**RECORDS FOR PROCESSING**
>> Start
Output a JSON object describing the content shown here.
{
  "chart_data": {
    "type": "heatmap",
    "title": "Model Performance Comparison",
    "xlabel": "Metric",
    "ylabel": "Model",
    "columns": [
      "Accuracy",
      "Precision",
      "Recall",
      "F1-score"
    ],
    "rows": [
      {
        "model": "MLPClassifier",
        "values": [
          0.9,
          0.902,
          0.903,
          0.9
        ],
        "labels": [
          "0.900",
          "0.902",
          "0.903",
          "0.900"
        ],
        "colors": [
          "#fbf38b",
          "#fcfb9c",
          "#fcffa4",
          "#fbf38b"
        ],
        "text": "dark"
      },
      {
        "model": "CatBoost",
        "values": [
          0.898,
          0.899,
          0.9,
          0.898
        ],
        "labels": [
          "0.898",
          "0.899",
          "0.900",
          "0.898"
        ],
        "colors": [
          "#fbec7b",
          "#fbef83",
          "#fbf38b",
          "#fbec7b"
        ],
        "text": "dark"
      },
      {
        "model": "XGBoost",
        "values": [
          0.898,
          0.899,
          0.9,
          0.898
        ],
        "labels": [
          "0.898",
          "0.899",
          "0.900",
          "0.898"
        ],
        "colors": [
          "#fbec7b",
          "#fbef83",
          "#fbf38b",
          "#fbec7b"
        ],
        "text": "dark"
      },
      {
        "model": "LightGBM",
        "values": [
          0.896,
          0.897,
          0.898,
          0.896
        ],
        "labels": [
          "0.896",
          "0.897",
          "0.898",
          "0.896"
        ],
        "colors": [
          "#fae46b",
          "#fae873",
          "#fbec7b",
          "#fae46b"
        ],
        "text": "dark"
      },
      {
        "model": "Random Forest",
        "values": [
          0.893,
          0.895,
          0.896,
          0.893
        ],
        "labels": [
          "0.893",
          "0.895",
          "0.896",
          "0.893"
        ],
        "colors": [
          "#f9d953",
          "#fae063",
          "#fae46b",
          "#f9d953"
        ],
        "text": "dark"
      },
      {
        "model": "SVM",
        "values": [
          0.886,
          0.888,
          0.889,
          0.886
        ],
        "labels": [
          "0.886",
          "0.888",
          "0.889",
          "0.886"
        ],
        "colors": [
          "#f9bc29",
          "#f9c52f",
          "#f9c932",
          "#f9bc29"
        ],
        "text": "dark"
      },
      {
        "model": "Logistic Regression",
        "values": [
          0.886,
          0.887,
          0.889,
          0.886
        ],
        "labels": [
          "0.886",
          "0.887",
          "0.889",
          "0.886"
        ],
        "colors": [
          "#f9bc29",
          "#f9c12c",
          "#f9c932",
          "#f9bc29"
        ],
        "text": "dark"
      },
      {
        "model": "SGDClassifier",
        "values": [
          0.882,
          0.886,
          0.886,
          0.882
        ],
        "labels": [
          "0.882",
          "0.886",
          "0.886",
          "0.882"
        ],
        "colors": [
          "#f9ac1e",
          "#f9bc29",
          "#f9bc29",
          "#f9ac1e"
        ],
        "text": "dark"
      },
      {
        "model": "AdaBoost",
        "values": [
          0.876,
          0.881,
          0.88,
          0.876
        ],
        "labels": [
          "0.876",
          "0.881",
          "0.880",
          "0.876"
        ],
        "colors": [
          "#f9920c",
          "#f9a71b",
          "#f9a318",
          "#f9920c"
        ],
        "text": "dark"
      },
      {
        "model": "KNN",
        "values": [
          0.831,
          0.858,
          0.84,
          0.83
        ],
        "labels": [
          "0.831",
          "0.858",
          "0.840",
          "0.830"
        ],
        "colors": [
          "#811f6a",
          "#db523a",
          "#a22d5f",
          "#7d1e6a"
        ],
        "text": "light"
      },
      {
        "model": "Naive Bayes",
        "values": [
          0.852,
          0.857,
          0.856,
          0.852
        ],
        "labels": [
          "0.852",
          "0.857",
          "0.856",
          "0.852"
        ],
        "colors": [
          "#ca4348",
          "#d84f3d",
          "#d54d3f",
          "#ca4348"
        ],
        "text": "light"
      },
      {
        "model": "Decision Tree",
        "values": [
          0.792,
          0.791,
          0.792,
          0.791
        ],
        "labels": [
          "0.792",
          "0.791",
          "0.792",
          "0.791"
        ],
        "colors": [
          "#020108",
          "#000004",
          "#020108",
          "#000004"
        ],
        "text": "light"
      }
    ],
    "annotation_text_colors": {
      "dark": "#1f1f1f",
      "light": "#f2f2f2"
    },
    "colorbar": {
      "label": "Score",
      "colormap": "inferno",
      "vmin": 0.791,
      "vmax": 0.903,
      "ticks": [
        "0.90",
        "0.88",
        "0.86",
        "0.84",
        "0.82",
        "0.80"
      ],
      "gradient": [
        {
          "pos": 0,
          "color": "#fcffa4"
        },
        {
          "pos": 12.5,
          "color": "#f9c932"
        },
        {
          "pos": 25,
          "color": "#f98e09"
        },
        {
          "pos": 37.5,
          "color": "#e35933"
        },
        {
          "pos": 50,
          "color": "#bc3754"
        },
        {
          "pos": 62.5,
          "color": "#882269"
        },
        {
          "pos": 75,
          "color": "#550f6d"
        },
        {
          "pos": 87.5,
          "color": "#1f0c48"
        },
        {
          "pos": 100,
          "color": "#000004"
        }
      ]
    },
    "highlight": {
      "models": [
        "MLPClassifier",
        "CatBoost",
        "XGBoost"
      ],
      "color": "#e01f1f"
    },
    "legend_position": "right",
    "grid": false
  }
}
>> End
**SET EXERCISE**
Repeat the material from above exactly, word for word.

**FULL ANSWER**
Output a JSON object describing the content shown here.
{
  "chart_data": {
    "type": "heatmap",
    "title": "Model Performance Comparison",
    "xlabel": "Metric",
    "ylabel": "Model",
    "columns": [
      "Accuracy",
      "Precision",
      "Recall",
      "F1-score"
    ],
    "rows": [
      {
        "model": "MLPClassifier",
        "values": [
          0.9,
          0.902,
          0.903,
          0.9
        ],
        "labels": [
          "0.900",
          "0.902",
          "0.903",
          "0.900"
        ],
        "colors": [
          "#fbf38b",
          "#fcfb9c",
          "#fcffa4",
          "#fbf38b"
        ],
        "text": "dark"
      },
      {
        "model": "CatBoost",
        "values": [
          0.898,
          0.899,
          0.9,
          0.898
        ],
        "labels": [
          "0.898",
          "0.899",
          "0.900",
          "0.898"
        ],
        "colors": [
          "#fbec7b",
          "#fbef83",
          "#fbf38b",
          "#fbec7b"
        ],
        "text": "dark"
      },
      {
        "model": "XGBoost",
        "values": [
          0.898,
          0.899,
          0.9,
          0.898
        ],
        "labels": [
          "0.898",
          "0.899",
          "0.900",
          "0.898"
        ],
        "colors": [
          "#fbec7b",
          "#fbef83",
          "#fbf38b",
          "#fbec7b"
        ],
        "text": "dark"
      },
      {
        "model": "LightGBM",
        "values": [
          0.896,
          0.897,
          0.898,
          0.896
        ],
        "labels": [
          "0.896",
          "0.897",
          "0.898",
          "0.896"
        ],
        "colors": [
          "#fae46b",
          "#fae873",
          "#fbec7b",
          "#fae46b"
        ],
        "text": "dark"
      },
      {
        "model": "Random Forest",
        "values": [
          0.893,
          0.895,
          0.896,
          0.893
        ],
        "labels": [
          "0.893",
          "0.895",
          "0.896",
          "0.893"
        ],
        "colors": [
          "#f9d953",
          "#fae063",
          "#fae46b",
          "#f9d953"
        ],
        "text": "dark"
      },
      {
        "model": "SVM",
        "values": [
          0.886,
          0.888,
          0.889,
          0.886
        ],
        "labels": [
          "0.886",
          "0.888",
          "0.889",
          "0.886"
        ],
        "colors": [
          "#f9bc29",
          "#f9c52f",
          "#f9c932",
          "#f9bc29"
        ],
        "text": "dark"
      },
      {
        "model": "Logistic Regression",
        "values": [
          0.886,
          0.887,
          0.889,
          0.886
        ],
        "labels": [
          "0.886",
          "0.887",
          "0.889",
          "0.886"
        ],
        "colors": [
          "#f9bc29",
          "#f9c12c",
          "#f9c932",
          "#f9bc29"
        ],
        "text": "dark"
      },
      {
        "model": "SGDClassifier",
        "values": [
          0.882,
          0.886,
          0.886,
          0.882
        ],
        "labels": [
          "0.882",
          "0.886",
          "0.886",
          "0.882"
        ],
        "colors": [
          "#f9ac1e",
          "#f9bc29",
          "#f9bc29",
          "#f9ac1e"
        ],
        "text": "dark"
      },
      {
        "model": "AdaBoost",
        "values": [
          0.876,
          0.881,
          0.88,
          0.876
        ],
        "labels": [
          "0.876",
          "0.881",
          "0.880",
          "0.876"
        ],
        "colors": [
          "#f9920c",
          "#f9a71b",
          "#f9a318",
          "#f9920c"
        ],
        "text": "dark"
      },
      {
        "model": "KNN",
        "values": [
          0.831,
          0.858,
          0.84,
          0.83
        ],
        "labels": [
          "0.831",
          "0.858",
          "0.840",
          "0.830"
        ],
        "colors": [
          "#811f6a",
          "#db523a",
          "#a22d5f",
          "#7d1e6a"
        ],
        "text": "light"
      },
      {
        "model": "Naive Bayes",
        "values": [
          0.852,
          0.857,
          0.856,
          0.852
        ],
        "labels": [
          "0.852",
          "0.857",
          "0.856",
          "0.852"
        ],
        "colors": [
          "#ca4348",
          "#d84f3d",
          "#d54d3f",
          "#ca4348"
        ],
        "text": "light"
      },
      {
        "model": "Decision Tree",
        "values": [
          0.792,
          0.791,
          0.792,
          0.791
        ],
        "labels": [
          "0.792",
          "0.791",
          "0.792",
          "0.791"
        ],
        "colors": [
          "#020108",
          "#000004",
          "#020108",
          "#000004"
        ],
        "text": "light"
      }
    ],
    "annotation_text_colors": {
      "dark": "#1f1f1f",
      "light": "#f2f2f2"
    },
    "colorbar": {
      "label": "Score",
      "colormap": "inferno",
      "vmin": 0.791,
      "vmax": 0.903,
      "ticks": [
        "0.90",
        "0.88",
        "0.86",
        "0.84",
        "0.82",
        "0.80"
      ],
      "gradient": [
        {
          "pos": 0,
          "color": "#fcffa4"
        },
        {
          "pos": 12.5,
          "color": "#f9c932"
        },
        {
          "pos": 25,
          "color": "#f98e09"
        },
        {
          "pos": 37.5,
          "color": "#e35933"
        },
        {
          "pos": 50,
          "color": "#bc3754"
        },
        {
          "pos": 62.5,
          "color": "#882269"
        },
        {
          "pos": 75,
          "color": "#550f6d"
        },
        {
          "pos": 87.5,
          "color": "#1f0c48"
        },
        {
          "pos": 100,
          "color": "#000004"
        }
      ]
    },
    "highlight": {
      "models": [
        "MLPClassifier",
        "CatBoost",
        "XGBoost"
      ],
      "color": "#e01f1f"
    },
    "legend_position": "right",
    "grid": false
  }
}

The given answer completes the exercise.